## Exercise details
Write the data below out exactly as it stands. Do not include the pictures.

[Records contained in a dataset]
-=-=-

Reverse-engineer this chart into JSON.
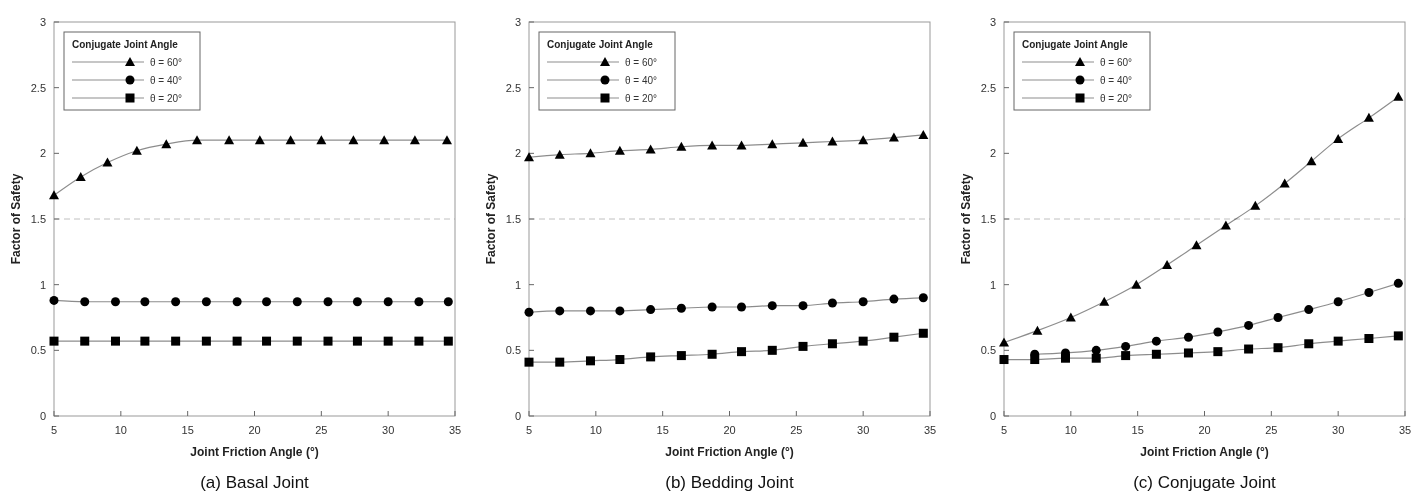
{
  "chart_data": [
    {
      "type": "line",
      "title": "(a) Basal Joint",
      "xlabel": "Joint Friction Angle (°)",
      "ylabel": "Factor of Safety",
      "legend_title": "Conjugate Joint Angle",
      "legend": "top left",
      "xlim": [
        5,
        35
      ],
      "ylim": [
        0,
        3
      ],
      "xticks": [
        5,
        10,
        15,
        20,
        25,
        30,
        35
      ],
      "yticks": [
        0,
        0.5,
        1,
        1.5,
        2,
        2.5,
        3
      ],
      "ref_lines": [
        {
          "axis": "y",
          "value": 1.5,
          "line_style": "dashed",
          "color": "#c0c0c0"
        }
      ],
      "series": [
        {
          "name": "θ = 60°",
          "color": "#000000",
          "marker": "triangle",
          "x": [
            5,
            7,
            9,
            11.2,
            13.4,
            15.7,
            18.1,
            20.4,
            22.7,
            25,
            27.4,
            29.7,
            32,
            34.4
          ],
          "values": [
            1.68,
            1.82,
            1.93,
            2.02,
            2.07,
            2.1,
            2.1,
            2.1,
            2.1,
            2.1,
            2.1,
            2.1,
            2.1,
            2.1
          ]
        },
        {
          "name": "θ = 40°",
          "color": "#000000",
          "marker": "circle",
          "x": [
            5,
            7.3,
            9.6,
            11.8,
            14.1,
            16.4,
            18.7,
            20.9,
            23.2,
            25.5,
            27.7,
            30,
            32.3,
            34.5
          ],
          "values": [
            0.88,
            0.87,
            0.87,
            0.87,
            0.87,
            0.87,
            0.87,
            0.87,
            0.87,
            0.87,
            0.87,
            0.87,
            0.87,
            0.87
          ]
        },
        {
          "name": "θ = 20°",
          "color": "#000000",
          "marker": "square",
          "x": [
            5,
            7.3,
            9.6,
            11.8,
            14.1,
            16.4,
            18.7,
            20.9,
            23.2,
            25.5,
            27.7,
            30,
            32.3,
            34.5
          ],
          "values": [
            0.57,
            0.57,
            0.57,
            0.57,
            0.57,
            0.57,
            0.57,
            0.57,
            0.57,
            0.57,
            0.57,
            0.57,
            0.57,
            0.57
          ]
        }
      ]
    },
    {
      "type": "line",
      "title": "(b) Bedding Joint",
      "xlabel": "Joint Friction Angle (°)",
      "ylabel": "Factor of Safety",
      "legend_title": "Conjugate Joint Angle",
      "legend": "top left",
      "xlim": [
        5,
        35
      ],
      "ylim": [
        0,
        3
      ],
      "xticks": [
        5,
        10,
        15,
        20,
        25,
        30,
        35
      ],
      "yticks": [
        0,
        0.5,
        1,
        1.5,
        2,
        2.5,
        3
      ],
      "ref_lines": [
        {
          "axis": "y",
          "value": 1.5,
          "line_style": "dashed",
          "color": "#c0c0c0"
        }
      ],
      "series": [
        {
          "name": "θ = 60°",
          "color": "#000000",
          "marker": "triangle",
          "x": [
            5,
            7.3,
            9.6,
            11.8,
            14.1,
            16.4,
            18.7,
            20.9,
            23.2,
            25.5,
            27.7,
            30,
            32.3,
            34.5
          ],
          "values": [
            1.97,
            1.99,
            2.0,
            2.02,
            2.03,
            2.05,
            2.06,
            2.06,
            2.07,
            2.08,
            2.09,
            2.1,
            2.12,
            2.14
          ]
        },
        {
          "name": "θ = 40°",
          "color": "#000000",
          "marker": "circle",
          "x": [
            5,
            7.3,
            9.6,
            11.8,
            14.1,
            16.4,
            18.7,
            20.9,
            23.2,
            25.5,
            27.7,
            30,
            32.3,
            34.5
          ],
          "values": [
            0.79,
            0.8,
            0.8,
            0.8,
            0.81,
            0.82,
            0.83,
            0.83,
            0.84,
            0.84,
            0.86,
            0.87,
            0.89,
            0.9
          ]
        },
        {
          "name": "θ = 20°",
          "color": "#000000",
          "marker": "square",
          "x": [
            5,
            7.3,
            9.6,
            11.8,
            14.1,
            16.4,
            18.7,
            20.9,
            23.2,
            25.5,
            27.7,
            30,
            32.3,
            34.5
          ],
          "values": [
            0.41,
            0.41,
            0.42,
            0.43,
            0.45,
            0.46,
            0.47,
            0.49,
            0.5,
            0.53,
            0.55,
            0.57,
            0.6,
            0.63
          ]
        }
      ]
    },
    {
      "type": "line",
      "title": "(c) Conjugate Joint",
      "xlabel": "Joint Friction Angle (°)",
      "ylabel": "Factor of Safety",
      "legend_title": "Conjugate Joint Angle",
      "legend": "top left",
      "xlim": [
        5,
        35
      ],
      "ylim": [
        0,
        3
      ],
      "xticks": [
        5,
        10,
        15,
        20,
        25,
        30,
        35
      ],
      "yticks": [
        0,
        0.5,
        1,
        1.5,
        2,
        2.5,
        3
      ],
      "ref_lines": [
        {
          "axis": "y",
          "value": 1.5,
          "line_style": "dashed",
          "color": "#c0c0c0"
        }
      ],
      "series": [
        {
          "name": "θ = 60°",
          "color": "#000000",
          "marker": "triangle",
          "x": [
            5,
            7.5,
            10,
            12.5,
            14.9,
            17.2,
            19.4,
            21.6,
            23.8,
            26,
            28,
            30,
            32.3,
            34.5
          ],
          "values": [
            0.56,
            0.65,
            0.75,
            0.87,
            1.0,
            1.15,
            1.3,
            1.45,
            1.6,
            1.77,
            1.94,
            2.11,
            2.27,
            2.43
          ]
        },
        {
          "name": "θ = 40°",
          "color": "#000000",
          "marker": "circle",
          "x": [
            7.3,
            9.6,
            11.9,
            14.1,
            16.4,
            18.8,
            21,
            23.3,
            25.5,
            27.8,
            30,
            32.3,
            34.5
          ],
          "values": [
            0.47,
            0.48,
            0.5,
            0.53,
            0.57,
            0.6,
            0.64,
            0.69,
            0.75,
            0.81,
            0.87,
            0.94,
            1.01
          ]
        },
        {
          "name": "θ = 20°",
          "color": "#000000",
          "marker": "square",
          "x": [
            5,
            7.3,
            9.6,
            11.9,
            14.1,
            16.4,
            18.8,
            21,
            23.3,
            25.5,
            27.8,
            30,
            32.3,
            34.5
          ],
          "values": [
            0.43,
            0.43,
            0.44,
            0.44,
            0.46,
            0.47,
            0.48,
            0.49,
            0.51,
            0.52,
            0.55,
            0.57,
            0.59,
            0.61
          ]
        }
      ]
    }
  ]
}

-=-=-

## The reply
Reverse-engineer this chart into JSON.
{
  "chart_data": [
    {
      "type": "line",
      "title": "(a) Basal Joint",
      "xlabel": "Joint Friction Angle (°)",
      "ylabel": "Factor of Safety",
      "legend_title": "Conjugate Joint Angle",
      "legend": "top left",
      "xlim": [
        5,
        35
      ],
      "ylim": [
        0,
        3
      ],
      "xticks": [
        5,
        10,
        15,
        20,
        25,
        30,
        35
      ],
      "yticks": [
        0,
        0.5,
        1,
        1.5,
        2,
        2.5,
        3
      ],
      "ref_lines": [
        {
          "axis": "y",
          "value": 1.5,
          "line_style": "dashed",
          "color": "#c0c0c0"
        }
      ],
      "series": [
        {
          "name": "θ = 60°",
          "color": "#000000",
          "marker": "triangle",
          "x": [
            5,
            7,
            9,
            11.2,
            13.4,
            15.7,
            18.1,
            20.4,
            22.7,
            25,
            27.4,
            29.7,
            32,
            34.4
          ],
          "values": [
            1.68,
            1.82,
            1.93,
            2.02,
            2.07,
            2.1,
            2.1,
            2.1,
            2.1,
            2.1,
            2.1,
            2.1,
            2.1,
            2.1
          ]
        },
        {
          "name": "θ = 40°",
          "color": "#000000",
          "marker": "circle",
          "x": [
            5,
            7.3,
            9.6,
            11.8,
            14.1,
            16.4,
            18.7,
            20.9,
            23.2,
            25.5,
            27.7,
            30,
            32.3,
            34.5
          ],
          "values": [
            0.88,
            0.87,
            0.87,
            0.87,
            0.87,
            0.87,
            0.87,
            0.87,
            0.87,
            0.87,
            0.87,
            0.87,
            0.87,
            0.87
          ]
        },
        {
          "name": "θ = 20°",
          "color": "#000000",
          "marker": "square",
          "x": [
            5,
            7.3,
            9.6,
            11.8,
            14.1,
            16.4,
            18.7,
            20.9,
            23.2,
            25.5,
            27.7,
            30,
            32.3,
            34.5
          ],
          "values": [
            0.57,
            0.57,
            0.57,
            0.57,
            0.57,
            0.57,
            0.57,
            0.57,
            0.57,
            0.57,
            0.57,
            0.57,
            0.57,
            0.57
          ]
        }
      ]
    },
    {
      "type": "line",
      "title": "(b) Bedding Joint",
      "xlabel": "Joint Friction Angle (°)",
      "ylabel": "Factor of Safety",
      "legend_title": "Conjugate Joint Angle",
      "legend": "top left",
      "xlim": [
        5,
        35
      ],
      "ylim": [
        0,
        3
      ],
      "xticks": [
        5,
        10,
        15,
        20,
        25,
        30,
        35
      ],
      "yticks": [
        0,
        0.5,
        1,
        1.5,
        2,
        2.5,
        3
      ],
      "ref_lines": [
        {
          "axis": "y",
          "value": 1.5,
          "line_style": "dashed",
          "color": "#c0c0c0"
        }
      ],
      "series": [
        {
          "name": "θ = 60°",
          "color": "#000000",
          "marker": "triangle",
          "x": [
            5,
            7.3,
            9.6,
            11.8,
            14.1,
            16.4,
            18.7,
            20.9,
            23.2,
            25.5,
            27.7,
            30,
            32.3,
            34.5
          ],
          "values": [
            1.97,
            1.99,
            2.0,
            2.02,
            2.03,
            2.05,
            2.06,
            2.06,
            2.07,
            2.08,
            2.09,
            2.1,
            2.12,
            2.14
          ]
        },
        {
          "name": "θ = 40°",
          "color": "#000000",
          "marker": "circle",
          "x": [
            5,
            7.3,
            9.6,
            11.8,
            14.1,
            16.4,
            18.7,
            20.9,
            23.2,
            25.5,
            27.7,
            30,
            32.3,
            34.5
          ],
          "values": [
            0.79,
            0.8,
            0.8,
            0.8,
            0.81,
            0.82,
            0.83,
            0.83,
            0.84,
            0.84,
            0.86,
            0.87,
            0.89,
            0.9
          ]
        },
        {
          "name": "θ = 20°",
          "color": "#000000",
          "marker": "square",
          "x": [
            5,
            7.3,
            9.6,
            11.8,
            14.1,
            16.4,
            18.7,
            20.9,
            23.2,
            25.5,
            27.7,
            30,
            32.3,
            34.5
          ],
          "values": [
            0.41,
            0.41,
            0.42,
            0.43,
            0.45,
            0.46,
            0.47,
            0.49,
            0.5,
            0.53,
            0.55,
            0.57,
            0.6,
            0.63
          ]
        }
      ]
    },
    {
      "type": "line",
      "title": "(c) Conjugate Joint",
      "xlabel": "Joint Friction Angle (°)",
      "ylabel": "Factor of Safety",
      "legend_title": "Conjugate Joint Angle",
      "legend": "top left",
      "xlim": [
        5,
        35
      ],
      "ylim": [
        0,
        3
      ],
      "xticks": [
        5,
        10,
        15,
        20,
        25,
        30,
        35
      ],
      "yticks": [
        0,
        0.5,
        1,
        1.5,
        2,
        2.5,
        3
      ],
      "ref_lines": [
        {
          "axis": "y",
          "value": 1.5,
          "line_style": "dashed",
          "color": "#c0c0c0"
        }
      ],
      "series": [
        {
          "name": "θ = 60°",
          "color": "#000000",
          "marker": "triangle",
          "x": [
            5,
            7.5,
            10,
            12.5,
            14.9,
            17.2,
            19.4,
            21.6,
            23.8,
            26,
            28,
            30,
            32.3,
            34.5
          ],
          "values": [
            0.56,
            0.65,
            0.75,
            0.87,
            1.0,
            1.15,
            1.3,
            1.45,
            1.6,
            1.77,
            1.94,
            2.11,
            2.27,
            2.43
          ]
        },
        {
          "name": "θ = 40°",
          "color": "#000000",
          "marker": "circle",
          "x": [
            7.3,
            9.6,
            11.9,
            14.1,
            16.4,
            18.8,
            21,
            23.3,
            25.5,
            27.8,
            30,
            32.3,
            34.5
          ],
          "values": [
            0.47,
            0.48,
            0.5,
            0.53,
            0.57,
            0.6,
            0.64,
            0.69,
            0.75,
            0.81,
            0.87,
            0.94,
            1.01
          ]
        },
        {
          "name": "θ = 20°",
          "color": "#000000",
          "marker": "square",
          "x": [
            5,
            7.3,
            9.6,
            11.9,
            14.1,
            16.4,
            18.8,
            21,
            23.3,
            25.5,
            27.8,
            30,
            32.3,
            34.5
          ],
          "values": [
            0.43,
            0.43,
            0.44,
            0.44,
            0.46,
            0.47,
            0.48,
            0.49,
            0.51,
            0.52,
            0.55,
            0.57,
            0.59,
            0.61
          ]
        }
      ]
    }
  ]
}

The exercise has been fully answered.